## What the task requires
Print out the entries below with no edits.

Stored data:

..............................

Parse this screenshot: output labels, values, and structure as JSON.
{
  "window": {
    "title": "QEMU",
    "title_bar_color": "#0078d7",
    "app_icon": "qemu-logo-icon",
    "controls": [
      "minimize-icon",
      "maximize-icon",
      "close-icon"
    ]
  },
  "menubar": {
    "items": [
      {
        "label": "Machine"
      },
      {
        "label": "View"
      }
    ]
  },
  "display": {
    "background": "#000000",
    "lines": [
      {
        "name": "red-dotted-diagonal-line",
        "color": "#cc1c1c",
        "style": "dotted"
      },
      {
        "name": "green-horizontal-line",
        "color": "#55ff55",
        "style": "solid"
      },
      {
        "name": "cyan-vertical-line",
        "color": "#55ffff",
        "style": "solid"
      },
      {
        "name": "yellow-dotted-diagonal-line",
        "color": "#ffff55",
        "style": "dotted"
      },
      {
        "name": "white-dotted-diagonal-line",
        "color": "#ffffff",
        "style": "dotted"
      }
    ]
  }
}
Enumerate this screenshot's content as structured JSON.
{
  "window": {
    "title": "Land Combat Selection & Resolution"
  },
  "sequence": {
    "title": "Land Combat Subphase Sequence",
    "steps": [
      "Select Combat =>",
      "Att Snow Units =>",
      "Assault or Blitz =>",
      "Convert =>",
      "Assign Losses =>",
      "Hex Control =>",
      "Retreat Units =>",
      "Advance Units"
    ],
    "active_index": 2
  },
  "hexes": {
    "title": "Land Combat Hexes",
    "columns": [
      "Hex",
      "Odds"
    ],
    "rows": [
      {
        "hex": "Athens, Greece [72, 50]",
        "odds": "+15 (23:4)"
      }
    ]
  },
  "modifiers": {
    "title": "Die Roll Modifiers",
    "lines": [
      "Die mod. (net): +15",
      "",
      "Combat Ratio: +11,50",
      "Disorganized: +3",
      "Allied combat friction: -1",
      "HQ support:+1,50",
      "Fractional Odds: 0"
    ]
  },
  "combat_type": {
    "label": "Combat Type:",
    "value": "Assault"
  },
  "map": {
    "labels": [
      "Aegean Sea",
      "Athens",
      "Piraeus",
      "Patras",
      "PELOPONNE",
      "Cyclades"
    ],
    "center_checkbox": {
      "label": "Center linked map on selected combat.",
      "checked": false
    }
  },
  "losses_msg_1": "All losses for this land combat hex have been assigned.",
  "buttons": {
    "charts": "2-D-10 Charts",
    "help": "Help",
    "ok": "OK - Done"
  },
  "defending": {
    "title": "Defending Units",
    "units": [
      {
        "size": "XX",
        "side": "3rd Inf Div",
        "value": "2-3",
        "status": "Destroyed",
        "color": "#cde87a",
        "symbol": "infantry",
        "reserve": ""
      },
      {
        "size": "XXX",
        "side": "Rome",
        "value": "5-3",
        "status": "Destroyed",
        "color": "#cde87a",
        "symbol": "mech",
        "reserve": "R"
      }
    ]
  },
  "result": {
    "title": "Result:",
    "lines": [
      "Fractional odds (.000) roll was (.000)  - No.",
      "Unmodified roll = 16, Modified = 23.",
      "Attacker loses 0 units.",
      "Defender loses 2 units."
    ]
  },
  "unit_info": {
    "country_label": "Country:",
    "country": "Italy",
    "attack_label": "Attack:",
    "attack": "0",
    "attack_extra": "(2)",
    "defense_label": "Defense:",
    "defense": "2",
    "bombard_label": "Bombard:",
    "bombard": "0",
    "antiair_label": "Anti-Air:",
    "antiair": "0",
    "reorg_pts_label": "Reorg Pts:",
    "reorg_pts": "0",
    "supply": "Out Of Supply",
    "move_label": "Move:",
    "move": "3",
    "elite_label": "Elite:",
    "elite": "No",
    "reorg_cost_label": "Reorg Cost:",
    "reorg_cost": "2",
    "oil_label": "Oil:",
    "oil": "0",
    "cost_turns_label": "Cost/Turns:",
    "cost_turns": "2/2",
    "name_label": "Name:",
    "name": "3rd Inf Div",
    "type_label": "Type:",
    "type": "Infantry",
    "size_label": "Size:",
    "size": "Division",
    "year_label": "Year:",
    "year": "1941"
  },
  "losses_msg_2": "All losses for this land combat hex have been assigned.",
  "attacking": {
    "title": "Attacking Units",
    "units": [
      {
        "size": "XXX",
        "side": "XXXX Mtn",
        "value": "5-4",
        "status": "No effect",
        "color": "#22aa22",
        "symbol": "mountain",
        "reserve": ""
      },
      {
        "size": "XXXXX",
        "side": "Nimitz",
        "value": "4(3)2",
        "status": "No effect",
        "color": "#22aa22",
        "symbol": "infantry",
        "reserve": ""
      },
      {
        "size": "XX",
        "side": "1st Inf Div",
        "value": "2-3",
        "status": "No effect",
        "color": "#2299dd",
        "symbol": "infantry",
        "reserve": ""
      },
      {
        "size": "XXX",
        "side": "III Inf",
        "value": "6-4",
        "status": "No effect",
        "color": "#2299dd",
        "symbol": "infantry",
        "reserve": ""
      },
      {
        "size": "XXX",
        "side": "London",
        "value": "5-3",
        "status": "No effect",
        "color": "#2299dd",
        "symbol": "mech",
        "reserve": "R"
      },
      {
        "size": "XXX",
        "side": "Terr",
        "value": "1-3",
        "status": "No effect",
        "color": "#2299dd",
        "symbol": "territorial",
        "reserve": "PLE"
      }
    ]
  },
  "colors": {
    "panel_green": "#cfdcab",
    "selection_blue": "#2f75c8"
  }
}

..............................

## Finished exercise
Parse this screenshot: output labels, values, and structure as JSON.
{
  "window": {
    "title": "QEMU",
    "title_bar_color": "#0078d7",
    "app_icon": "qemu-logo-icon",
    "controls": [
      "minimize-icon",
      "maximize-icon",
      "close-icon"
    ]
  },
  "menubar": {
    "items": [
      {
        "label": "Machine"
      },
      {
        "label": "View"
      }
    ]
  },
  "display": {
    "background": "#000000",
    "lines": [
      {
        "name": "red-dotted-diagonal-line",
        "color": "#cc1c1c",
        "style": "dotted"
      },
      {
        "name": "green-horizontal-line",
        "color": "#55ff55",
        "style": "solid"
      },
      {
        "name": "cyan-vertical-line",
        "color": "#55ffff",
        "style": "solid"
      },
      {
        "name": "yellow-dotted-diagonal-line",
        "color": "#ffff55",
        "style": "dotted"
      },
      {
        "name": "white-dotted-diagonal-line",
        "color": "#ffffff",
        "style": "dotted"
      }
    ]
  }
}
Enumerate this screenshot's content as structured JSON.
{
  "window": {
    "title": "Land Combat Selection & Resolution"
  },
  "sequence": {
    "title": "Land Combat Subphase Sequence",
    "steps": [
      "Select Combat =>",
      "Att Snow Units =>",
      "Assault or Blitz =>",
      "Convert =>",
      "Assign Losses =>",
      "Hex Control =>",
      "Retreat Units =>",
      "Advance Units"
    ],
    "active_index": 2
  },
  "hexes": {
    "title": "Land Combat Hexes",
    "columns": [
      "Hex",
      "Odds"
    ],
    "rows": [
      {
        "hex": "Athens, Greece [72, 50]",
        "odds": "+15 (23:4)"
      }
    ]
  },
  "modifiers": {
    "title": "Die Roll Modifiers",
    "lines": [
      "Die mod. (net): +15",
      "",
      "Combat Ratio: +11,50",
      "Disorganized: +3",
      "Allied combat friction: -1",
      "HQ support:+1,50",
      "Fractional Odds: 0"
    ]
  },
  "combat_type": {
    "label": "Combat Type:",
    "value": "Assault"
  },
  "map": {
    "labels": [
      "Aegean Sea",
      "Athens",
      "Piraeus",
      "Patras",
      "PELOPONNE",
      "Cyclades"
    ],
    "center_checkbox": {
      "label": "Center linked map on selected combat.",
      "checked": false
    }
  },
  "losses_msg_1": "All losses for this land combat hex have been assigned.",
  "buttons": {
    "charts": "2-D-10 Charts",
    "help": "Help",
    "ok": "OK - Done"
  },
  "defending": {
    "title": "Defending Units",
    "units": [
      {
        "size": "XX",
        "side": "3rd Inf Div",
        "value": "2-3",
        "status": "Destroyed",
        "color": "#cde87a",
        "symbol": "infantry",
        "reserve": ""
      },
      {
        "size": "XXX",
        "side": "Rome",
        "value": "5-3",
        "status": "Destroyed",
        "color": "#cde87a",
        "symbol": "mech",
        "reserve": "R"
      }
    ]
  },
  "result": {
    "title": "Result:",
    "lines": [
      "Fractional odds (.000) roll was (.000)  - No.",
      "Unmodified roll = 16, Modified = 23.",
      "Attacker loses 0 units.",
      "Defender loses 2 units."
    ]
  },
  "unit_info": {
    "country_label": "Country:",
    "country": "Italy",
    "attack_label": "Attack:",
    "attack": "0",
    "attack_extra": "(2)",
    "defense_label": "Defense:",
    "defense": "2",
    "bombard_label": "Bombard:",
    "bombard": "0",
    "antiair_label": "Anti-Air:",
    "antiair": "0",
    "reorg_pts_label": "Reorg Pts:",
    "reorg_pts": "0",
    "supply": "Out Of Supply",
    "move_label": "Move:",
    "move": "3",
    "elite_label": "Elite:",
    "elite": "No",
    "reorg_cost_label": "Reorg Cost:",
    "reorg_cost": "2",
    "oil_label": "Oil:",
    "oil": "0",
    "cost_turns_label": "Cost/Turns:",
    "cost_turns": "2/2",
    "name_label": "Name:",
    "name": "3rd Inf Div",
    "type_label": "Type:",
    "type": "Infantry",
    "size_label": "Size:",
    "size": "Division",
    "year_label": "Year:",
    "year": "1941"
  },
  "losses_msg_2": "All losses for this land combat hex have been assigned.",
  "attacking": {
    "title": "Attacking Units",
    "units": [
      {
        "size": "XXX",
        "side": "XXXX Mtn",
        "value": "5-4",
        "status": "No effect",
        "color": "#22aa22",
        "symbol": "mountain",
        "reserve": ""
      },
      {
        "size": "XXXXX",
        "side": "Nimitz",
        "value": "4(3)2",
        "status": "No effect",
        "color": "#22aa22",
        "symbol": "infantry",
        "reserve": ""
      },
      {
        "size": "XX",
        "side": "1st Inf Div",
        "value": "2-3",
        "status": "No effect",
        "color": "#2299dd",
        "symbol": "infantry",
        "reserve": ""
      },
      {
        "size": "XXX",
        "side": "III Inf",
        "value": "6-4",
        "status": "No effect",
        "color": "#2299dd",
        "symbol": "infantry",
        "reserve": ""
      },
      {
        "size": "XXX",
        "side": "London",
        "value": "5-3",
        "status": "No effect",
        "color": "#2299dd",
        "symbol": "mech",
        "reserve": "R"
      },
      {
        "size": "XXX",
        "side": "Terr",
        "value": "1-3",
        "status": "No effect",
        "color": "#2299dd",
        "symbol": "territorial",
        "reserve": "PLE"
      }
    ]
  },
  "colors": {
    "panel_green": "#cfdcab",
    "selection_blue": "#2f75c8"
  }
}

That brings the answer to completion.